# Exercise material:
-------

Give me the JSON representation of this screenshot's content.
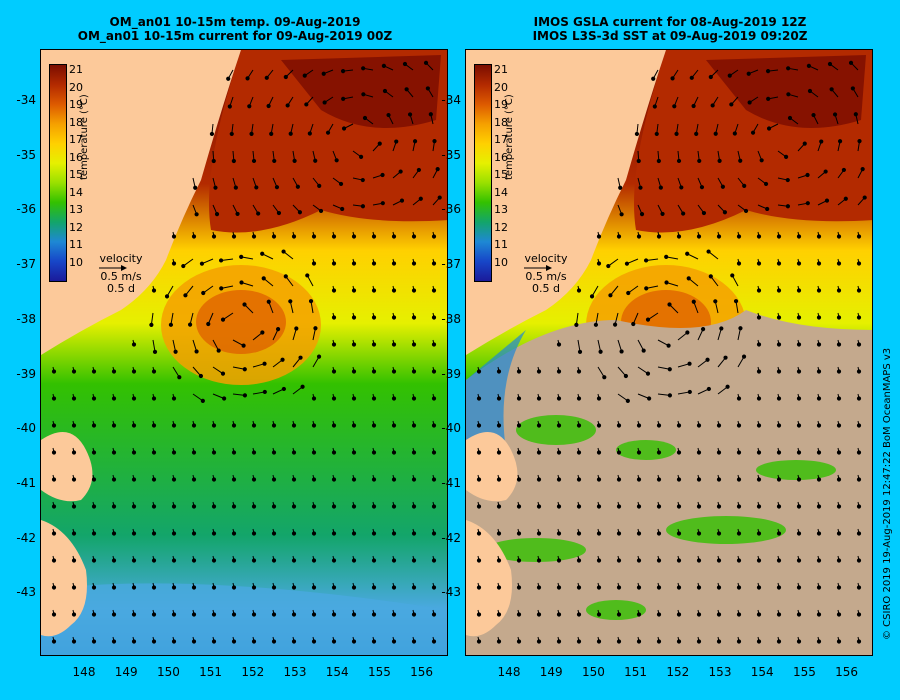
{
  "left_title": [
    "OM_an01 10-15m temp. 09-Aug-2019",
    "OM_an01 10-15m current for 09-Aug-2019 00Z"
  ],
  "right_title": [
    "IMOS GSLA current for 08-Aug-2019 12Z",
    "IMOS L3S-3d SST at 09-Aug-2019 09:20Z"
  ],
  "lat_ticks": [
    "-34",
    "-35",
    "-36",
    "-37",
    "-38",
    "-39",
    "-40",
    "-41",
    "-42",
    "-43"
  ],
  "lon_ticks": [
    "148",
    "149",
    "150",
    "151",
    "152",
    "153",
    "154",
    "155",
    "156"
  ],
  "colorbar": {
    "labels": [
      "21",
      "20",
      "19",
      "18",
      "17",
      "16",
      "15",
      "14",
      "13",
      "12",
      "11",
      "10"
    ],
    "title": "temperature (°C)",
    "colors": [
      "#7a0d00",
      "#b32a00",
      "#dd5a00",
      "#f5a000",
      "#ffd000",
      "#e6f000",
      "#9ae000",
      "#33c100",
      "#13a56a",
      "#1e88d4",
      "#1746c8",
      "#1a1a9a"
    ]
  },
  "velocity_legend": {
    "title": "velocity",
    "speed": "0.5 m/s",
    "time": "0.5 d"
  },
  "colors": {
    "background": "#00ccff",
    "land": "#fcc99a",
    "no_data": "#c4a98d"
  },
  "credit": "© CSIRO 2019 19-Aug-2019 12:47:22 BoM OceanMAPS v3"
}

-------

# Aim:
Without the pictures, transcribe the listing above exactly.

# The answer:
Give me the JSON representation of this screenshot's content.
{
  "left_title": [
    "OM_an01 10-15m temp. 09-Aug-2019",
    "OM_an01 10-15m current for 09-Aug-2019 00Z"
  ],
  "right_title": [
    "IMOS GSLA current for 08-Aug-2019 12Z",
    "IMOS L3S-3d SST at 09-Aug-2019 09:20Z"
  ],
  "lat_ticks": [
    "-34",
    "-35",
    "-36",
    "-37",
    "-38",
    "-39",
    "-40",
    "-41",
    "-42",
    "-43"
  ],
  "lon_ticks": [
    "148",
    "149",
    "150",
    "151",
    "152",
    "153",
    "154",
    "155",
    "156"
  ],
  "colorbar": {
    "labels": [
      "21",
      "20",
      "19",
      "18",
      "17",
      "16",
      "15",
      "14",
      "13",
      "12",
      "11",
      "10"
    ],
    "title": "temperature (°C)",
    "colors": [
      "#7a0d00",
      "#b32a00",
      "#dd5a00",
      "#f5a000",
      "#ffd000",
      "#e6f000",
      "#9ae000",
      "#33c100",
      "#13a56a",
      "#1e88d4",
      "#1746c8",
      "#1a1a9a"
    ]
  },
  "velocity_legend": {
    "title": "velocity",
    "speed": "0.5 m/s",
    "time": "0.5 d"
  },
  "colors": {
    "background": "#00ccff",
    "land": "#fcc99a",
    "no_data": "#c4a98d"
  },
  "credit": "© CSIRO 2019 19-Aug-2019 12:47:22 BoM OceanMAPS v3"
}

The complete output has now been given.